* Saved data entries

_ _ _ _ _

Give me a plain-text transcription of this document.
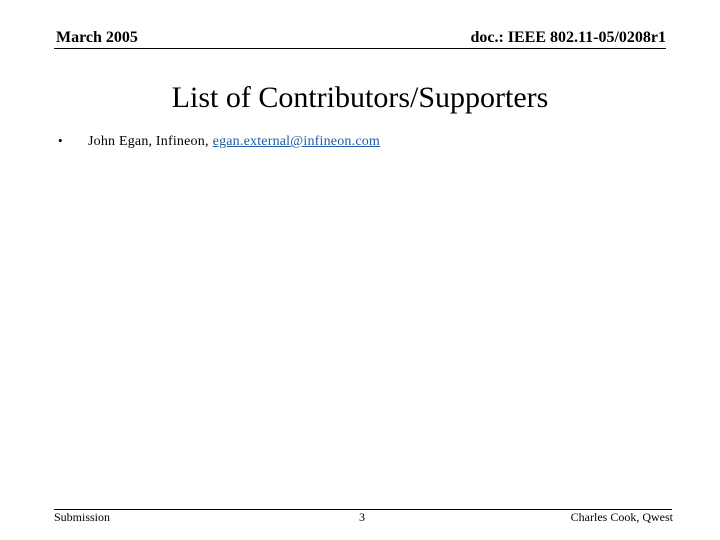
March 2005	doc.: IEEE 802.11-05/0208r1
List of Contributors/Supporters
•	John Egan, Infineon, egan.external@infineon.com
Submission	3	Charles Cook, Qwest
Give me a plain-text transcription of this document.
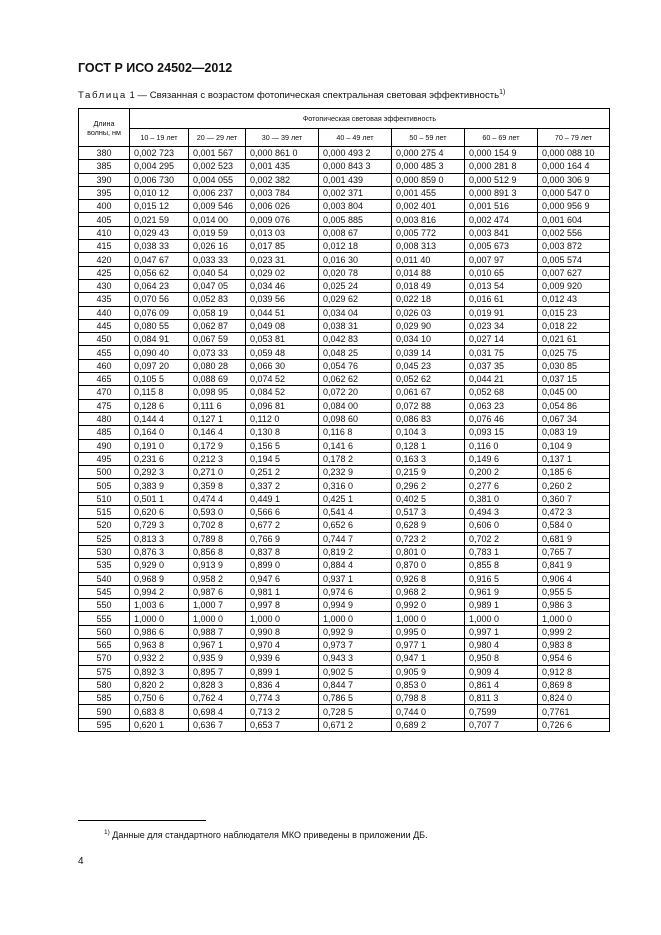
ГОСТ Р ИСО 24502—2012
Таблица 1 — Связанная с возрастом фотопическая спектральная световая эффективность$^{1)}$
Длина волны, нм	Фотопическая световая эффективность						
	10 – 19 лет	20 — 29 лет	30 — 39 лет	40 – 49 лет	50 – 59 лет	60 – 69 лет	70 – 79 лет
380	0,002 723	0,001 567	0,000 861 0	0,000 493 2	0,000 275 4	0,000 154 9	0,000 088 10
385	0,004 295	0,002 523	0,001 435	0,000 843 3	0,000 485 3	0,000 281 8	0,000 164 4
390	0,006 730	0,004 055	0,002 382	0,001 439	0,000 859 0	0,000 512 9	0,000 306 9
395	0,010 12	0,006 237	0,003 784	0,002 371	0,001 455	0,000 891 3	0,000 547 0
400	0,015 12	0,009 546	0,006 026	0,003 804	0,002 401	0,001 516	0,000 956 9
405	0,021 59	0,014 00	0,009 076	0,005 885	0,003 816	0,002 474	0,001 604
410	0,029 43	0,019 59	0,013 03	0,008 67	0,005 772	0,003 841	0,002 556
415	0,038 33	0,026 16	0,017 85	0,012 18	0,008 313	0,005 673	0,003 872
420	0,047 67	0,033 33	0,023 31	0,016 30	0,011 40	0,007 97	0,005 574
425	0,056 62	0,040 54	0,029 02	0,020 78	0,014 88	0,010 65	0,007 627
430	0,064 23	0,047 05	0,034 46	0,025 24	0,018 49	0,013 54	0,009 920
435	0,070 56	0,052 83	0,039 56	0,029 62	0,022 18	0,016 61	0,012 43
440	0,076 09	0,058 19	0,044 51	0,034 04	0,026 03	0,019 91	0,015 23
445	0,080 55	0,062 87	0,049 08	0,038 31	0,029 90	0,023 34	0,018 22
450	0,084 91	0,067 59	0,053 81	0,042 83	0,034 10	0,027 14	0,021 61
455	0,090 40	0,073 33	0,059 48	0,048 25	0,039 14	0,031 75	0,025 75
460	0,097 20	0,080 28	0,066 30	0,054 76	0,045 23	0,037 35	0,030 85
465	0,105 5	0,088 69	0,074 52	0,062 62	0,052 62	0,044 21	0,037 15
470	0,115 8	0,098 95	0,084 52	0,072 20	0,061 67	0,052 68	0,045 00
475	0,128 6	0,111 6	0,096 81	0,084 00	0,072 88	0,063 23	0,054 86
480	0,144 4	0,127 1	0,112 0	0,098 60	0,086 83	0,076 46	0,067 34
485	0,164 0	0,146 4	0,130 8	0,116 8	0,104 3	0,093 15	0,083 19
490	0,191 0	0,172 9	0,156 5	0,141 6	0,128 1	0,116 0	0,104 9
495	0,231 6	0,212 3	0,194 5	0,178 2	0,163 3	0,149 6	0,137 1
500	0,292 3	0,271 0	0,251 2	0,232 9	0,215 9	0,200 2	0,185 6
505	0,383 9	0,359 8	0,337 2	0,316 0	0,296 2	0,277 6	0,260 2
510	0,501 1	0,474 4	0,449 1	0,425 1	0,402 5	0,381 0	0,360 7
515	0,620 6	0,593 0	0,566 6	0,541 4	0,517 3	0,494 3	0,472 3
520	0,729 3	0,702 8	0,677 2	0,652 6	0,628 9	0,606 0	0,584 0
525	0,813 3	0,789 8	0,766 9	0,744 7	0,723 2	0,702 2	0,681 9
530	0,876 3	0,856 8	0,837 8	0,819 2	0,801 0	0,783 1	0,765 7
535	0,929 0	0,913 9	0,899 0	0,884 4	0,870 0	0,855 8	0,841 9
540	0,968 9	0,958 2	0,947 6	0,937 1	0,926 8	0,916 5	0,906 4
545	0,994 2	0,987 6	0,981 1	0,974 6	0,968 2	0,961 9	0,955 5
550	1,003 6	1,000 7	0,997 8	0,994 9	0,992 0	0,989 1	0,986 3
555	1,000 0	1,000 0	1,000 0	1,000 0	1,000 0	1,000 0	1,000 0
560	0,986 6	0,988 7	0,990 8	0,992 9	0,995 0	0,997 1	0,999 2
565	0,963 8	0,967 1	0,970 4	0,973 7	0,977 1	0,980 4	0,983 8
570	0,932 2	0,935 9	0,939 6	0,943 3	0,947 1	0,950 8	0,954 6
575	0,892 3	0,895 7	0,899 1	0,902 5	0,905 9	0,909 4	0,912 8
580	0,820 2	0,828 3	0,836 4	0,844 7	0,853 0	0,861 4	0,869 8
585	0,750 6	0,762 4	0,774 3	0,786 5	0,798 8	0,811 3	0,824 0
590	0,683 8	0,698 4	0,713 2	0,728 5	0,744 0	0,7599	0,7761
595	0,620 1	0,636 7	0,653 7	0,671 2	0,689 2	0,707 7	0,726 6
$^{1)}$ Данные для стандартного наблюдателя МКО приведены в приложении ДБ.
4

_ _ _ _ _

* Set problem
Copy out each line of the listing that holds "эффективность".

* Solution to the exercise
Таблица 1 — Связанная с возрастом фотопическая спектральная световая эффективность$^{1)}$
Длина волны, нм	Фотопическая световая эффективность						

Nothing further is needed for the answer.